-- begin --

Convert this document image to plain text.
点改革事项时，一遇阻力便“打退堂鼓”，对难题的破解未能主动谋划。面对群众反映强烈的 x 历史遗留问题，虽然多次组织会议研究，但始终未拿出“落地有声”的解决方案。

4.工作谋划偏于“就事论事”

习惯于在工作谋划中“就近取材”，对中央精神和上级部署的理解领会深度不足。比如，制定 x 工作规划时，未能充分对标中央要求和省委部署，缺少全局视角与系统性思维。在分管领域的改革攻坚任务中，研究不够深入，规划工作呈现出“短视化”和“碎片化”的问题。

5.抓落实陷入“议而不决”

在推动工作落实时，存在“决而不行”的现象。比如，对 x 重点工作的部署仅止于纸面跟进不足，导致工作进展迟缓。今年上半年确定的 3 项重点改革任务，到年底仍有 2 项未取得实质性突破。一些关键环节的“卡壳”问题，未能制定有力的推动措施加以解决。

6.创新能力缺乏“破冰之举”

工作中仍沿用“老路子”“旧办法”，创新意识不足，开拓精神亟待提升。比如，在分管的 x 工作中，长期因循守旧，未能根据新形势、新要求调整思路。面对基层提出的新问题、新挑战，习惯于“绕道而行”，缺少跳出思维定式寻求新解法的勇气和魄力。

-- end --

#### [Exercise aim]
Each record above should be restated word for word.

#### [Answer]
Convert this document image to plain text.
点改革事项时，一遇阻力便“打退堂鼓”，对难题的破解未能主动谋划。面对群众反映强烈的 x 历史遗留问题，虽然多次组织会议研究，但始终未拿出“落地有声”的解决方案。

4.工作谋划偏于“就事论事”

习惯于在工作谋划中“就近取材”，对中央精神和上级部署的理解领会深度不足。比如，制定 x 工作规划时，未能充分对标中央要求和省委部署，缺少全局视角与系统性思维。在分管领域的改革攻坚任务中，研究不够深入，规划工作呈现出“短视化”和“碎片化”的问题。

5.抓落实陷入“议而不决”

在推动工作落实时，存在“决而不行”的现象。比如，对 x 重点工作的部署仅止于纸面跟进不足，导致工作进展迟缓。今年上半年确定的 3 项重点改革任务，到年底仍有 2 项未取得实质性突破。一些关键环节的“卡壳”问题，未能制定有力的推动措施加以解决。

6.创新能力缺乏“破冰之举”

工作中仍沿用“老路子”“旧办法”，创新意识不足，开拓精神亟待提升。比如，在分管的 x 工作中，长期因循守旧，未能根据新形势、新要求调整思路。面对基层提出的新问题、新挑战，习惯于“绕道而行”，缺少跳出思维定式寻求新解法的勇气和魄力。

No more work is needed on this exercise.